Tell how many lines include the string "Methods". Answer with a single number.

Data extract:
_ _ _ _ _

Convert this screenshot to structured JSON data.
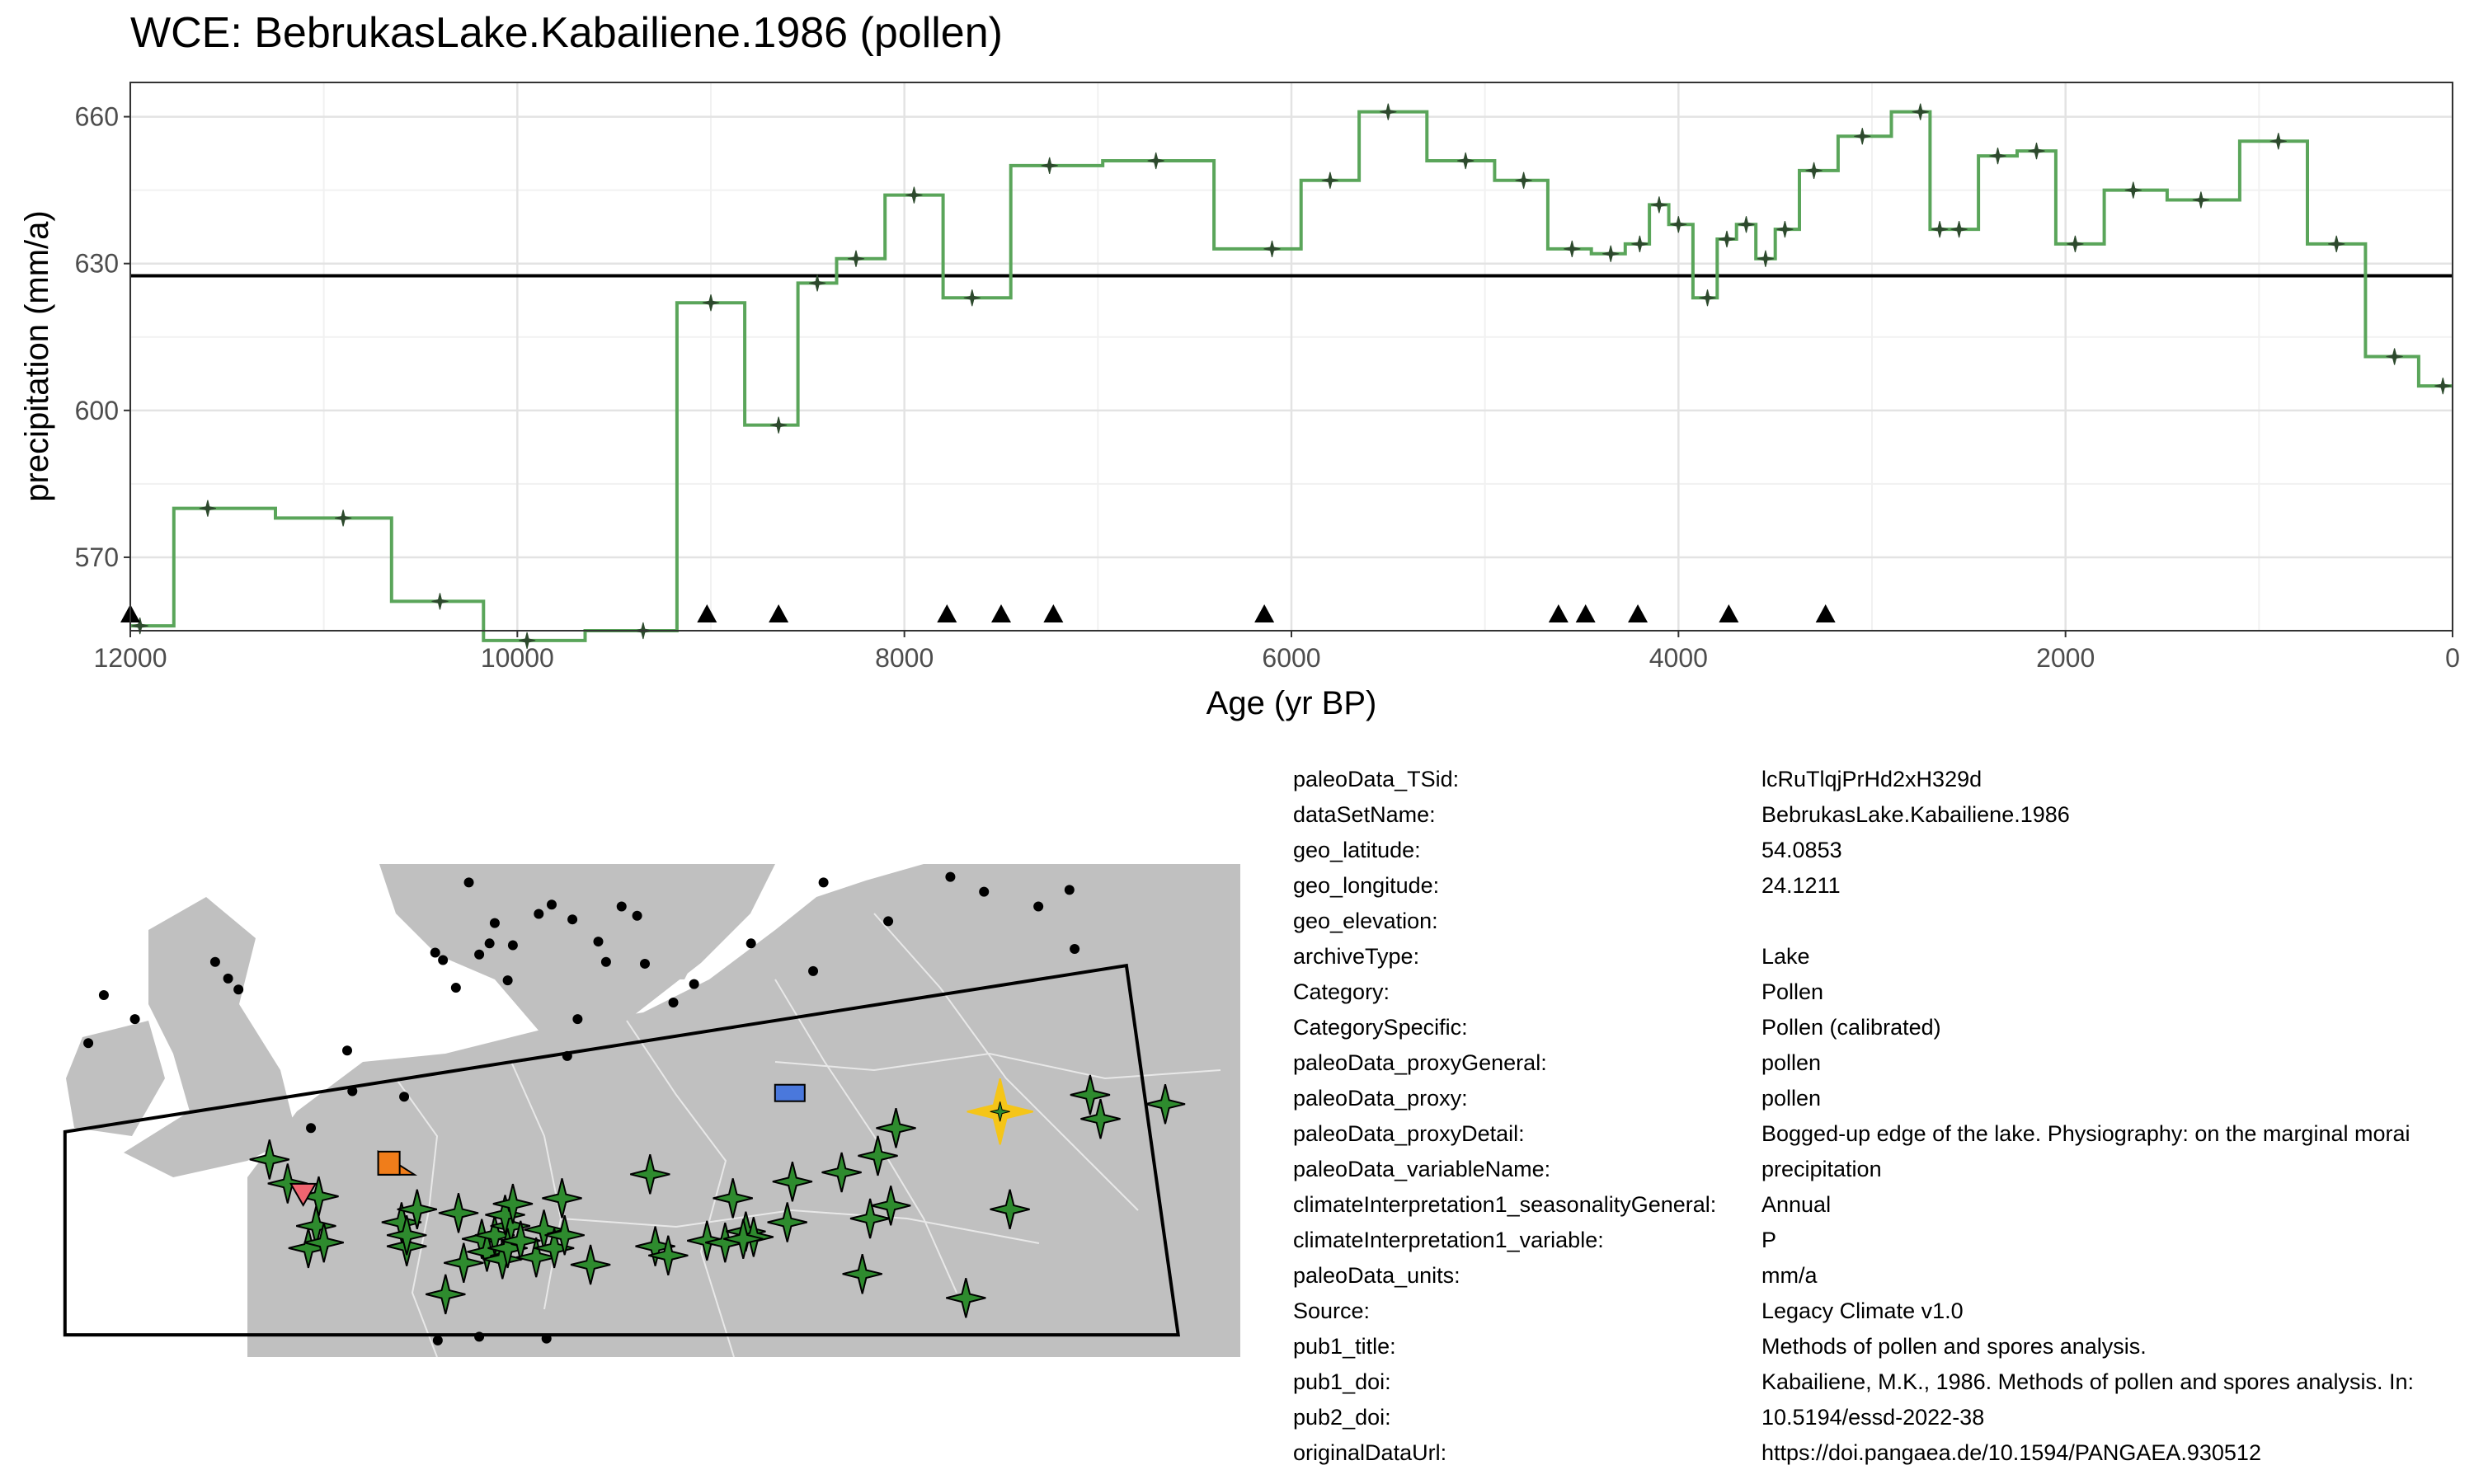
{
  "title": "WCE: BebrukasLake.Kabailiene.1986 (pollen)",
  "colors": {
    "line": "#5aa55a",
    "point": "#2d4a2d",
    "reference": "#000000",
    "grid_major": "#e3e3e3",
    "grid_minor": "#f1f1f1",
    "panel_border": "#333333",
    "land": "#c0c0c0",
    "borders": "#e8e8e8",
    "site_green": "#2e8b2e",
    "highlight_site": "#f5c518",
    "orange_site": "#f07d1a",
    "red_site": "#f06470",
    "blue_site": "#4a78dc"
  },
  "chart_data": {
    "type": "line",
    "step": true,
    "xlabel": "Age (yr BP)",
    "ylabel": "precipitation (mm/a)",
    "xlim": [
      12000,
      0
    ],
    "x_reversed": true,
    "ylim": [
      555,
      667
    ],
    "x_ticks": [
      12000,
      10000,
      8000,
      6000,
      4000,
      2000,
      0
    ],
    "y_ticks": [
      570,
      600,
      630,
      660
    ],
    "grid": true,
    "reference_line": 627.5,
    "series": [
      {
        "x": [
          11950,
          11600,
          10900,
          10400,
          9950,
          9350,
          9000,
          8650,
          8450,
          8250,
          7950,
          7650,
          7250,
          6700,
          6100,
          5800,
          5500,
          5100,
          4800,
          4550,
          4350,
          4200,
          4100,
          4000,
          3850,
          3750,
          3650,
          3550,
          3450,
          3300,
          3050,
          2750,
          2650,
          2550,
          2350,
          2150,
          1950,
          1650,
          1300,
          900,
          600,
          300,
          50
        ],
        "values": [
          556,
          580,
          578,
          561,
          553,
          555,
          622,
          597,
          626,
          631,
          644,
          623,
          650,
          651,
          633,
          647,
          661,
          651,
          647,
          633,
          632,
          634,
          642,
          638,
          623,
          635,
          638,
          631,
          637,
          649,
          656,
          661,
          637,
          637,
          652,
          653,
          634,
          645,
          643,
          655,
          634,
          611,
          605
        ]
      }
    ],
    "triangle_markers_x": [
      12000,
      9020,
      8650,
      7780,
      7500,
      7230,
      6140,
      4620,
      4480,
      4210,
      3740,
      3240
    ]
  },
  "map": {
    "polygon": [
      [
        -12,
        53
      ],
      [
        -12,
        42
      ],
      [
        31,
        42
      ],
      [
        29,
        62
      ]
    ],
    "highlight_site": {
      "lon": 24.12,
      "lat": 54.09
    },
    "green_sites": [
      [
        -4.1,
        51.5
      ],
      [
        -3.4,
        50.2
      ],
      [
        -2.2,
        49.5
      ],
      [
        -2.6,
        46.7
      ],
      [
        -2.3,
        47.9
      ],
      [
        -2.0,
        47.0
      ],
      [
        1.0,
        48.1
      ],
      [
        1.2,
        46.8
      ],
      [
        1.6,
        48.8
      ],
      [
        1.2,
        47.4
      ],
      [
        2.7,
        44.2
      ],
      [
        3.4,
        45.9
      ],
      [
        3.2,
        48.6
      ],
      [
        4.1,
        47.2
      ],
      [
        4.3,
        46.5
      ],
      [
        4.6,
        47.4
      ],
      [
        4.9,
        46.1
      ],
      [
        5.2,
        47.9
      ],
      [
        5.0,
        48.5
      ],
      [
        5.1,
        46.7
      ],
      [
        5.3,
        49.1
      ],
      [
        5.6,
        47.1
      ],
      [
        6.2,
        46.2
      ],
      [
        6.5,
        47.7
      ],
      [
        6.9,
        46.7
      ],
      [
        7.2,
        49.4
      ],
      [
        7.3,
        47.4
      ],
      [
        8.3,
        45.8
      ],
      [
        10.6,
        50.7
      ],
      [
        10.8,
        46.8
      ],
      [
        11.3,
        46.3
      ],
      [
        12.8,
        47.1
      ],
      [
        13.5,
        47.0
      ],
      [
        13.8,
        49.4
      ],
      [
        14.3,
        47.6
      ],
      [
        14.6,
        47.3
      ],
      [
        14.2,
        47.2
      ],
      [
        15.9,
        48.1
      ],
      [
        16.1,
        50.3
      ],
      [
        18.0,
        50.8
      ],
      [
        19.1,
        48.3
      ],
      [
        18.8,
        45.3
      ],
      [
        19.4,
        51.7
      ],
      [
        19.9,
        49.0
      ],
      [
        20.1,
        53.2
      ],
      [
        22.8,
        44.0
      ],
      [
        24.5,
        48.8
      ],
      [
        27.6,
        55.0
      ],
      [
        28.0,
        53.7
      ],
      [
        30.5,
        54.5
      ]
    ],
    "black_sites": [
      [
        -11.1,
        57.8
      ],
      [
        -10.5,
        60.4
      ],
      [
        -9.3,
        59.1
      ],
      [
        -6.2,
        62.2
      ],
      [
        -5.7,
        61.3
      ],
      [
        -5.3,
        60.7
      ],
      [
        -2.5,
        53.2
      ],
      [
        -1.1,
        57.4
      ],
      [
        -0.9,
        55.2
      ],
      [
        1.1,
        54.9
      ],
      [
        2.3,
        62.7
      ],
      [
        2.6,
        62.3
      ],
      [
        3.1,
        60.8
      ],
      [
        4.0,
        62.6
      ],
      [
        3.6,
        66.5
      ],
      [
        4.4,
        63.2
      ],
      [
        4.6,
        64.3
      ],
      [
        5.3,
        63.1
      ],
      [
        5.1,
        61.2
      ],
      [
        6.3,
        64.8
      ],
      [
        6.0,
        67.4
      ],
      [
        6.8,
        65.3
      ],
      [
        7.6,
        64.5
      ],
      [
        7.8,
        59.1
      ],
      [
        7.4,
        57.1
      ],
      [
        8.6,
        63.3
      ],
      [
        8.9,
        62.2
      ],
      [
        9.5,
        65.2
      ],
      [
        10.1,
        64.7
      ],
      [
        10.4,
        62.1
      ],
      [
        11.5,
        60.0
      ],
      [
        12.3,
        61.0
      ],
      [
        14.5,
        63.2
      ],
      [
        16.9,
        61.7
      ],
      [
        17.3,
        66.5
      ],
      [
        19.8,
        64.4
      ],
      [
        22.2,
        66.8
      ],
      [
        23.5,
        66.0
      ],
      [
        25.6,
        65.2
      ],
      [
        26.8,
        66.1
      ],
      [
        27.0,
        62.9
      ],
      [
        33.5,
        57.0
      ],
      [
        2.4,
        41.7
      ],
      [
        4.0,
        41.9
      ],
      [
        6.6,
        41.8
      ]
    ],
    "orange_site": {
      "lon": 0.8,
      "lat": 51.3
    },
    "red_site": {
      "lon": -2.8,
      "lat": 49.6
    },
    "blue_site": {
      "lon": 16.0,
      "lat": 55.1
    }
  },
  "metadata": [
    {
      "key": "paleoData_TSid:",
      "value": "lcRuTlqjPrHd2xH329d"
    },
    {
      "key": "dataSetName:",
      "value": "BebrukasLake.Kabailiene.1986"
    },
    {
      "key": "geo_latitude:",
      "value": "54.0853"
    },
    {
      "key": "geo_longitude:",
      "value": "24.1211"
    },
    {
      "key": "geo_elevation:",
      "value": ""
    },
    {
      "key": "archiveType:",
      "value": "Lake"
    },
    {
      "key": "Category:",
      "value": "Pollen"
    },
    {
      "key": "CategorySpecific:",
      "value": "Pollen (calibrated)"
    },
    {
      "key": "paleoData_proxyGeneral:",
      "value": "pollen"
    },
    {
      "key": "paleoData_proxy:",
      "value": "pollen"
    },
    {
      "key": "paleoData_proxyDetail:",
      "value": "Bogged-up edge of the lake. Physiography: on the marginal morai"
    },
    {
      "key": "paleoData_variableName:",
      "value": "precipitation"
    },
    {
      "key": "climateInterpretation1_seasonalityGeneral:",
      "value": "Annual"
    },
    {
      "key": "climateInterpretation1_variable:",
      "value": "P"
    },
    {
      "key": "paleoData_units:",
      "value": "mm/a"
    },
    {
      "key": "Source:",
      "value": "Legacy Climate v1.0"
    },
    {
      "key": "pub1_title:",
      "value": "Methods of pollen and spores analysis."
    },
    {
      "key": "pub1_doi:",
      "value": "Kabailiene, M.K., 1986. Methods of pollen and spores analysis. In:"
    },
    {
      "key": "pub2_doi:",
      "value": "10.5194/essd-2022-38"
    },
    {
      "key": "originalDataUrl:",
      "value": "https://doi.pangaea.de/10.1594/PANGAEA.930512"
    }
  ]
}
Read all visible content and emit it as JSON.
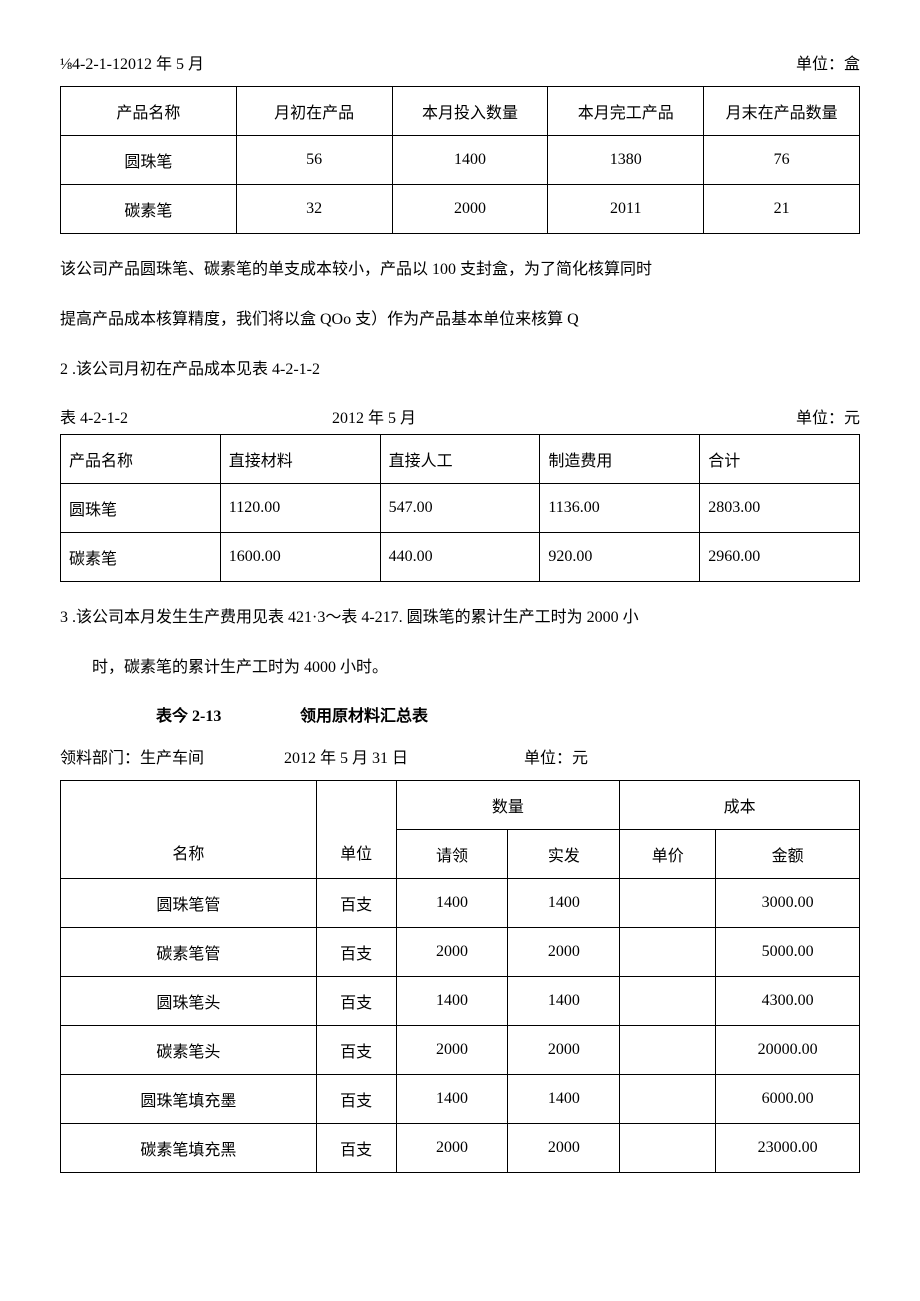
{
  "header1": {
    "left": "⅛4-2-1-12012 年 5 月",
    "right": "单位：盒"
  },
  "table1": {
    "columns": [
      "产品名称",
      "月初在产品",
      "本月投入数量",
      "本月完工产品",
      "月末在产品数量"
    ],
    "rows": [
      [
        "圆珠笔",
        "56",
        "1400",
        "1380",
        "76"
      ],
      [
        "碳素笔",
        "32",
        "2000",
        "2011",
        "21"
      ]
    ]
  },
  "para1a": "该公司产品圆珠笔、碳素笔的单支成本较小，产品以 100 支封盒，为了简化核算同时",
  "para1b": "提高产品成本核算精度，我们将以盒 QOo 支）作为产品基本单位来核算 Q",
  "para2": "2 .该公司月初在产品成本见表 4-2-1-2",
  "caption2": {
    "left": "表 4-2-1-2",
    "mid": "2012 年 5 月",
    "right": "单位：元"
  },
  "table2": {
    "columns": [
      "产品名称",
      "直接材料",
      "直接人工",
      "制造费用",
      "合计"
    ],
    "rows": [
      [
        "圆珠笔",
        "1120.00",
        "547.00",
        "1136.00",
        "2803.00"
      ],
      [
        "碳素笔",
        "1600.00",
        "440.00",
        "920.00",
        "2960.00"
      ]
    ]
  },
  "para3a": "3 .该公司本月发生生产费用见表 421·3〜表 4-217. 圆珠笔的累计生产工时为 2000 小",
  "para3b": "时，碳素笔的累计生产工时为 4000 小时。",
  "boldcap": {
    "left": "表今 2-13",
    "right": "领用原材料汇总表"
  },
  "header3": {
    "seg1": "领料部门：生产车间",
    "seg2": "2012 年 5 月 31 日",
    "seg3": "单位：元"
  },
  "table3": {
    "header_top": {
      "name": "",
      "unit": "",
      "qty": "数量",
      "cost": "成本"
    },
    "header_sub": {
      "name": "名称",
      "unit": "单位",
      "q1": "请领",
      "q2": "实发",
      "price": "单价",
      "amount": "金额"
    },
    "rows": [
      [
        "圆珠笔管",
        "百支",
        "1400",
        "1400",
        "",
        "3000.00"
      ],
      [
        "碳素笔管",
        "百支",
        "2000",
        "2000",
        "",
        "5000.00"
      ],
      [
        "圆珠笔头",
        "百支",
        "1400",
        "1400",
        "",
        "4300.00"
      ],
      [
        "碳素笔头",
        "百支",
        "2000",
        "2000",
        "",
        "20000.00"
      ],
      [
        "圆珠笔填充墨",
        "百支",
        "1400",
        "1400",
        "",
        "6000.00"
      ],
      [
        "碳素笔填充黑",
        "百支",
        "2000",
        "2000",
        "",
        "23000.00"
      ]
    ]
  }
}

_ _ _ _ _

Full response:
2